--- BEGIN ---

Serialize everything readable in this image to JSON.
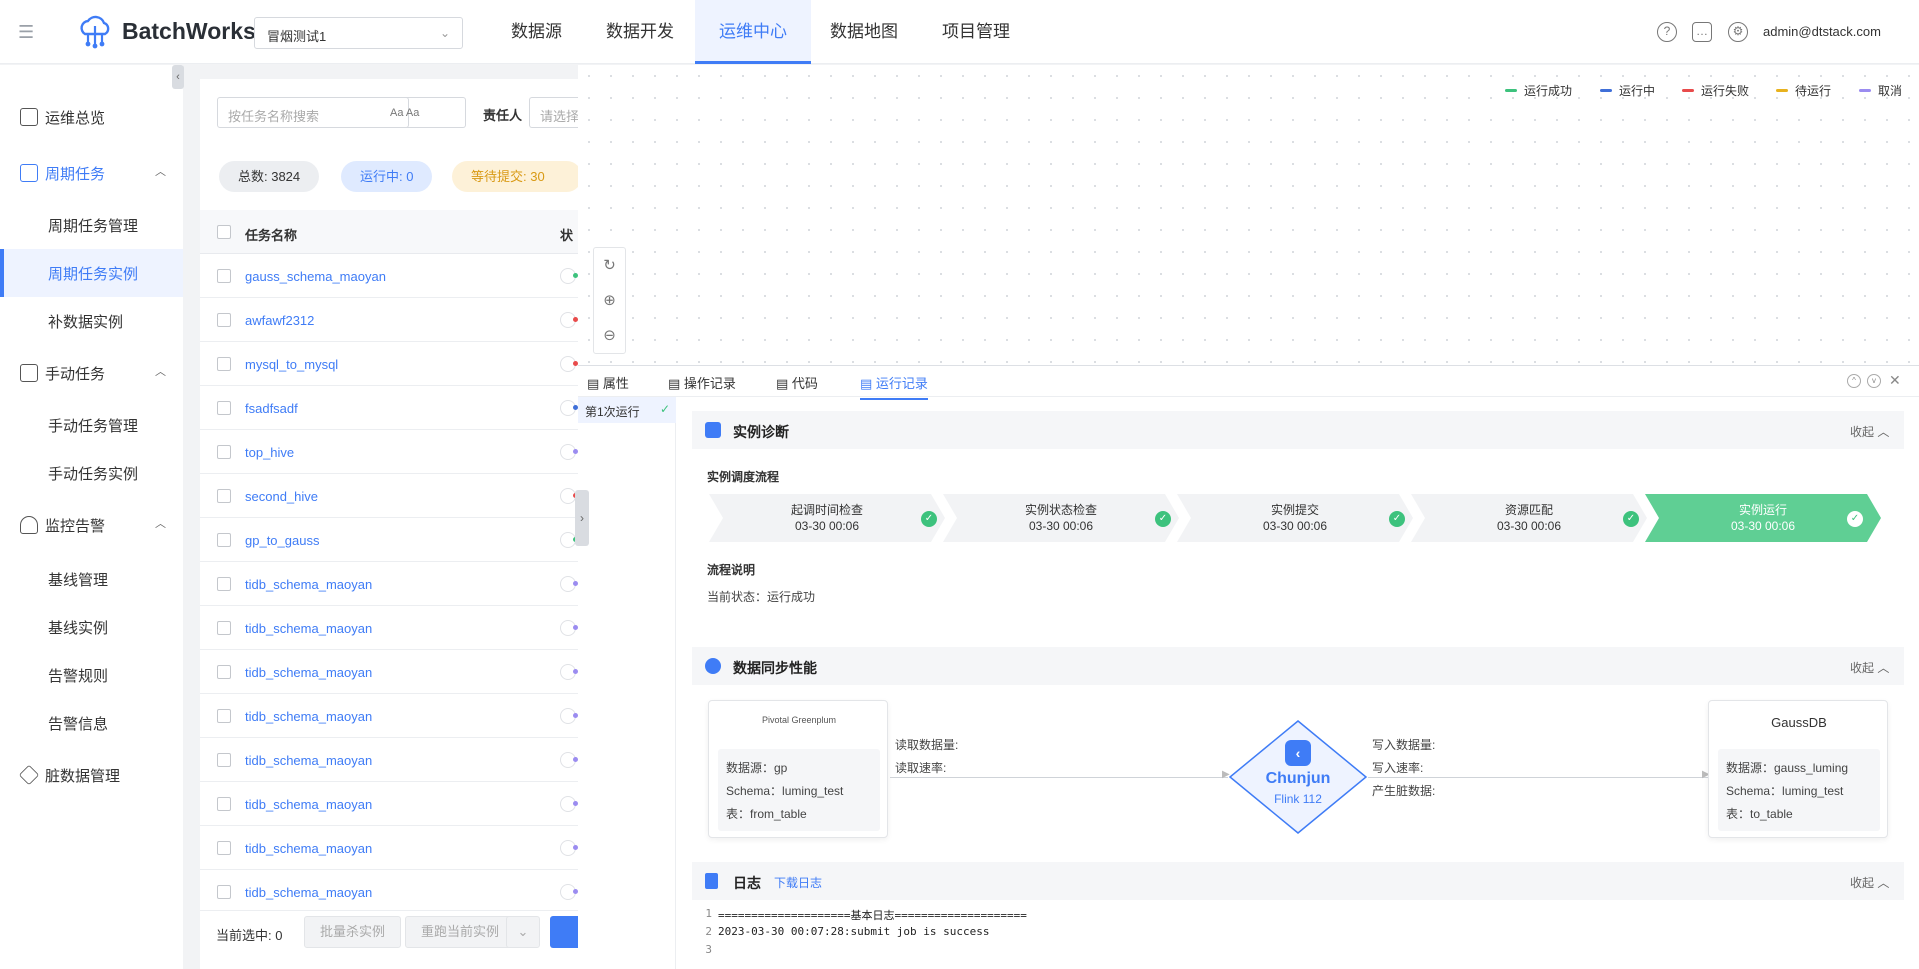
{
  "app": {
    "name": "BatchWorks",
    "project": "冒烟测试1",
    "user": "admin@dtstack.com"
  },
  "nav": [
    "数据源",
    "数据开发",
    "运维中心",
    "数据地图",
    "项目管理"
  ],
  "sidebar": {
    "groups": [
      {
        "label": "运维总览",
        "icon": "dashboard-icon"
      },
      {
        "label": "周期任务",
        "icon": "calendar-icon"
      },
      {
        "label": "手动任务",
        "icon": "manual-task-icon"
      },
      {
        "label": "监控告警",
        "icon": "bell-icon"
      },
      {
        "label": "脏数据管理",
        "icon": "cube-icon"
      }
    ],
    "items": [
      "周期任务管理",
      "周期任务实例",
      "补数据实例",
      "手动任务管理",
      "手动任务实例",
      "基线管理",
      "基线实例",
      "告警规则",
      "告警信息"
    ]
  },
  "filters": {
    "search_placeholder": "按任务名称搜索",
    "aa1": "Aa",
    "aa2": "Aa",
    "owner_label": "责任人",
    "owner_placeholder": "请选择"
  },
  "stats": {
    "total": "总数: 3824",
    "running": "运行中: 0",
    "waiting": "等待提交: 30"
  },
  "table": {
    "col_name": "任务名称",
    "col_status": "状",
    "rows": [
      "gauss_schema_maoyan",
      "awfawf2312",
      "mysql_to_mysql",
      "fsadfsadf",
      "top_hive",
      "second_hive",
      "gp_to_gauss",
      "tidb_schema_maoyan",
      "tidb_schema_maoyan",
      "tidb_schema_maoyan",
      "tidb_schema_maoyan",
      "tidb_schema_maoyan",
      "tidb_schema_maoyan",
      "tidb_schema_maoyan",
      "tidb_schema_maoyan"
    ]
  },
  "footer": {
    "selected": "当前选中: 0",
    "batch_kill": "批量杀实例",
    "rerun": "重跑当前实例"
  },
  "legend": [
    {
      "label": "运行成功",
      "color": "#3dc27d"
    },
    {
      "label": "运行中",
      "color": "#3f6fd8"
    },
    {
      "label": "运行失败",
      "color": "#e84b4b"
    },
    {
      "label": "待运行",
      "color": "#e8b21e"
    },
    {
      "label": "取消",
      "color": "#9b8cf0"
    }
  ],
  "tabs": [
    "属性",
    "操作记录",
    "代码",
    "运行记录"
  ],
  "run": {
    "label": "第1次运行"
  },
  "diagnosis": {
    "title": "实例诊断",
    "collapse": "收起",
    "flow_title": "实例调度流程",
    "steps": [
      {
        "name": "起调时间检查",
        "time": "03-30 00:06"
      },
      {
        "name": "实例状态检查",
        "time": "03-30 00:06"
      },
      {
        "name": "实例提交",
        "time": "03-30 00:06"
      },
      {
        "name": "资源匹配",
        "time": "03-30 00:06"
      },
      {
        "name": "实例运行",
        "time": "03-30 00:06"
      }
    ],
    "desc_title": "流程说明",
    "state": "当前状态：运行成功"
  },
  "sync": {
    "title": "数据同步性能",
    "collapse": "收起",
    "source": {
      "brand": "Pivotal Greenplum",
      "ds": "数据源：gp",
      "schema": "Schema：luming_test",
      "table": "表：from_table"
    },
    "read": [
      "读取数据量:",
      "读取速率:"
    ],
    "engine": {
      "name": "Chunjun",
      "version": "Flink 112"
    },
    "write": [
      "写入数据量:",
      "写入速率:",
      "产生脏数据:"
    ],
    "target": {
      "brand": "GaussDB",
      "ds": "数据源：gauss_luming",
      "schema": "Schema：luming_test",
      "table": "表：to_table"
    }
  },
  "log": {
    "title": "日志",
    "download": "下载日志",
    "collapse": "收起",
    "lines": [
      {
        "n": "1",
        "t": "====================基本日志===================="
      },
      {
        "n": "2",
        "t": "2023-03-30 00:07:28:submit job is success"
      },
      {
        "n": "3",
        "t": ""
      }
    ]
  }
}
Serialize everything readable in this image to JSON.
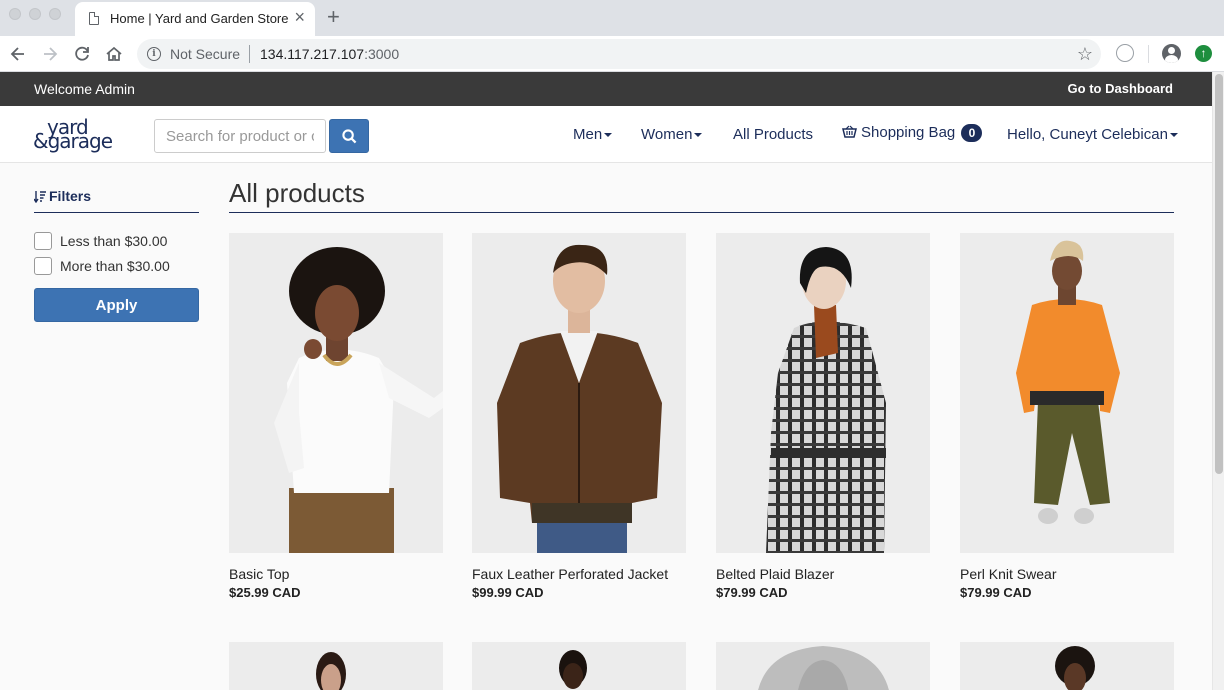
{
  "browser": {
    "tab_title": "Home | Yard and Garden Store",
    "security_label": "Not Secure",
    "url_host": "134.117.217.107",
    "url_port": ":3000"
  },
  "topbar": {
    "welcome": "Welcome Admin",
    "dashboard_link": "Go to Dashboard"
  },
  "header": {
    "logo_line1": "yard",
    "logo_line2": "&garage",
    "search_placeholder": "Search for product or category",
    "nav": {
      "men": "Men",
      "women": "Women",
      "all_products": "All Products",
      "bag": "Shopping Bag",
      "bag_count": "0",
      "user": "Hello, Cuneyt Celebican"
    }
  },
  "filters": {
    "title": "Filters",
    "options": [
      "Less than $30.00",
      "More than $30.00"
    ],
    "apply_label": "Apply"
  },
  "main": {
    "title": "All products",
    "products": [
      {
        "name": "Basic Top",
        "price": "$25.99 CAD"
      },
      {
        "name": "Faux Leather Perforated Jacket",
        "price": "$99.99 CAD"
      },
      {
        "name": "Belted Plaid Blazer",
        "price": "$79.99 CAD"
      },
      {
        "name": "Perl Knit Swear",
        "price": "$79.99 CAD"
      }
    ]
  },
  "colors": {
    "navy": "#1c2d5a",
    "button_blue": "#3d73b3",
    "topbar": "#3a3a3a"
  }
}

--- END ---

| Stated goal |
In the records above, find each line holding "price" and copy it.

| Problem solution |
        "price": "$25.99 CAD"
        "price": "$99.99 CAD"
        "price": "$79.99 CAD"
        "price": "$79.99 CAD"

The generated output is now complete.